[A block of data]
※

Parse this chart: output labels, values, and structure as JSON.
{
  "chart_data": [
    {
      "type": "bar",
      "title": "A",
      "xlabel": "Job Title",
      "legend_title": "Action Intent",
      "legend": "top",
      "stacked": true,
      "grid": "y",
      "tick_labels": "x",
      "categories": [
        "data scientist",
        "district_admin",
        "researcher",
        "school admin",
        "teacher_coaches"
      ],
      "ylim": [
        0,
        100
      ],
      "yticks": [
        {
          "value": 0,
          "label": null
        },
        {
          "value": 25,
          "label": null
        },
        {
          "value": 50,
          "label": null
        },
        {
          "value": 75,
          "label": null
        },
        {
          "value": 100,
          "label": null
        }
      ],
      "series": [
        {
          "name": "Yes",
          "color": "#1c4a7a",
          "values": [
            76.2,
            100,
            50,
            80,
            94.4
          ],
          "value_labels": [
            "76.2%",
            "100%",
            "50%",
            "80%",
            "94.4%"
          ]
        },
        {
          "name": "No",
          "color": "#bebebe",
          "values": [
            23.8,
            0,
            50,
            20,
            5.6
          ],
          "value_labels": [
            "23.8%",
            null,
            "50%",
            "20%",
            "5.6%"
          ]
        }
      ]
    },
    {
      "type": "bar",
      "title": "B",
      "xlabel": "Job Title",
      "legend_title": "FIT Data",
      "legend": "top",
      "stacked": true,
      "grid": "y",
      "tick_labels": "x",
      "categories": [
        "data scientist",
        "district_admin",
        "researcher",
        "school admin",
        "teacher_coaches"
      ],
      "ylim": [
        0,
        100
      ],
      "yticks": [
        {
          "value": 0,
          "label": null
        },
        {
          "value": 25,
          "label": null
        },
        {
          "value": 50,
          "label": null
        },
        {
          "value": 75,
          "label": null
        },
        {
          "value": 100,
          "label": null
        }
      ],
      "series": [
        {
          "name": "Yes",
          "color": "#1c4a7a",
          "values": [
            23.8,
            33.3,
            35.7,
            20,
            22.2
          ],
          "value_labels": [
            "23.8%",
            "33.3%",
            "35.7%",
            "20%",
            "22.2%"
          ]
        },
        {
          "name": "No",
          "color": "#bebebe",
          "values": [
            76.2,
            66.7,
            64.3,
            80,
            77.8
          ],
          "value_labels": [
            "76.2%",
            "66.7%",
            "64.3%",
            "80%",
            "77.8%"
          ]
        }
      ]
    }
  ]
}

※

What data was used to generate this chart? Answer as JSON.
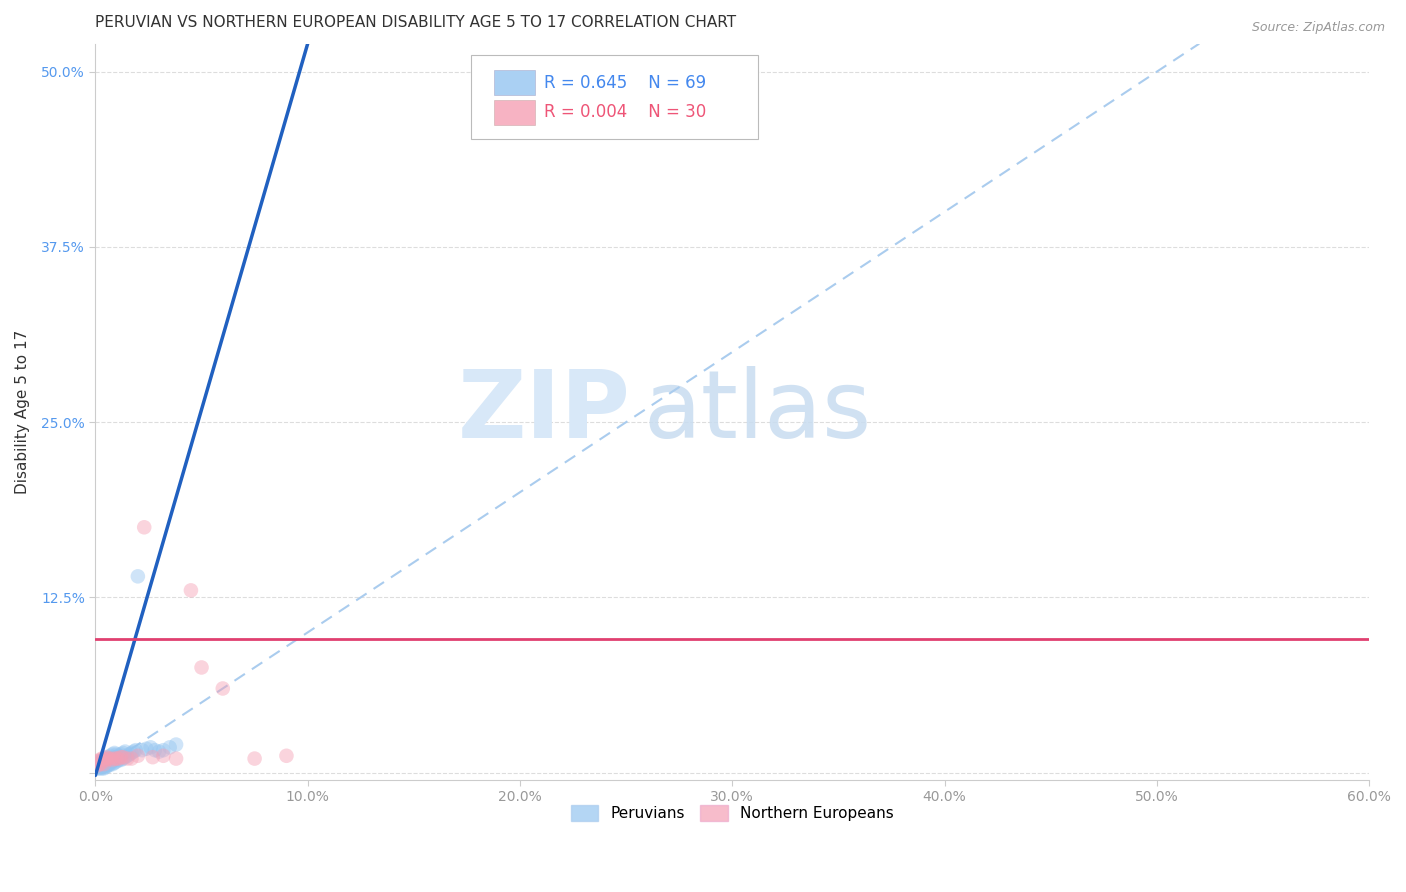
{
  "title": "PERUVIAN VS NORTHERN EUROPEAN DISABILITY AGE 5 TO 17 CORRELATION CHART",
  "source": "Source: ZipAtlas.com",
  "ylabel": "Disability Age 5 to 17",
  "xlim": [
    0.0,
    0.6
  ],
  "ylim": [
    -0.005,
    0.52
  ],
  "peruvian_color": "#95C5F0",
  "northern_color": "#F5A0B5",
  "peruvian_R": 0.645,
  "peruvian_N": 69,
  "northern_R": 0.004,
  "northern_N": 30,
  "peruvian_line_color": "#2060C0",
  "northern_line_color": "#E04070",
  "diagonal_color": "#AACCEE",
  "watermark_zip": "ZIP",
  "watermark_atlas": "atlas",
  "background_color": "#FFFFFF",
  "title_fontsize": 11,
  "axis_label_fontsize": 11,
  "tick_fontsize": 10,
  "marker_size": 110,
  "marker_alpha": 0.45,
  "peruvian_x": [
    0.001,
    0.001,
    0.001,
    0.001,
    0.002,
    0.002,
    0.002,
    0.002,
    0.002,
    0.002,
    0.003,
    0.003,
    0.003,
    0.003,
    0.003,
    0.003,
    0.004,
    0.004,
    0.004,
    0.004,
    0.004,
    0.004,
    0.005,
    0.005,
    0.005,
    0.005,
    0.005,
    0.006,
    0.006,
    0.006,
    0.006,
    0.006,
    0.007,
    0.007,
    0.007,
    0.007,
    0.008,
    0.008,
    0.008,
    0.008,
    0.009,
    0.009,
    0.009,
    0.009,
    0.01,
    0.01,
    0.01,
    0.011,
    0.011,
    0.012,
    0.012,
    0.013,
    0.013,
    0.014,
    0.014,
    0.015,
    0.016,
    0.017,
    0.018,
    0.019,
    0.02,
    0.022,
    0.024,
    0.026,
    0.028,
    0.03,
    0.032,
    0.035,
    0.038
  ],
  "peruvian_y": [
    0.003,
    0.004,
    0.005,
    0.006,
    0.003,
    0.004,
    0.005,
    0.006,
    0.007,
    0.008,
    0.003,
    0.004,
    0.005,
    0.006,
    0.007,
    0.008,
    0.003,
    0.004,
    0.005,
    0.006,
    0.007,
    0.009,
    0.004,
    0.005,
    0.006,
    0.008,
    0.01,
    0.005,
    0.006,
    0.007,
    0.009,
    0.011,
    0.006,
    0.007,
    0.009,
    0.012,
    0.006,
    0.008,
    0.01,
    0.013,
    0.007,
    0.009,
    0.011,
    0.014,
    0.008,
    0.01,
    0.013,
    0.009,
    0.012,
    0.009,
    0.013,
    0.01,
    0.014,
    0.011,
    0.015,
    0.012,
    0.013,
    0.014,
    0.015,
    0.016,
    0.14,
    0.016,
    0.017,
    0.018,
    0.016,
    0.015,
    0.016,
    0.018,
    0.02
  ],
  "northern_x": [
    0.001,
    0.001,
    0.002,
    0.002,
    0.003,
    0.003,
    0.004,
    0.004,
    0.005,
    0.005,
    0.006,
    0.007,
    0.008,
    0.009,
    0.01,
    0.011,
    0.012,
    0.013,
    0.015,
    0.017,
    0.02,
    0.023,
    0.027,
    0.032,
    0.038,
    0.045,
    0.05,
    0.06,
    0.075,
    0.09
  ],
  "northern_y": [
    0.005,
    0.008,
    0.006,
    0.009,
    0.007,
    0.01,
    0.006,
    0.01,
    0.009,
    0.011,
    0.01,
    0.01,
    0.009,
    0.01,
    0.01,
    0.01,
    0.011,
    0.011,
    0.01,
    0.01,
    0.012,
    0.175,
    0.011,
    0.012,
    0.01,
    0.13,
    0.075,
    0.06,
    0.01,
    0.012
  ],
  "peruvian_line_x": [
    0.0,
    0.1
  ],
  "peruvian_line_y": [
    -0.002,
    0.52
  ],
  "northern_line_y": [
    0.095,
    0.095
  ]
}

※

> **YOUR GOAL**
Pull out every line above that holds the word "JSON".

> **EXPECTED ANSWER**
Parse this chart: output labels, values, and structure as JSON.
What data was used to generate this chart? Answer as JSON.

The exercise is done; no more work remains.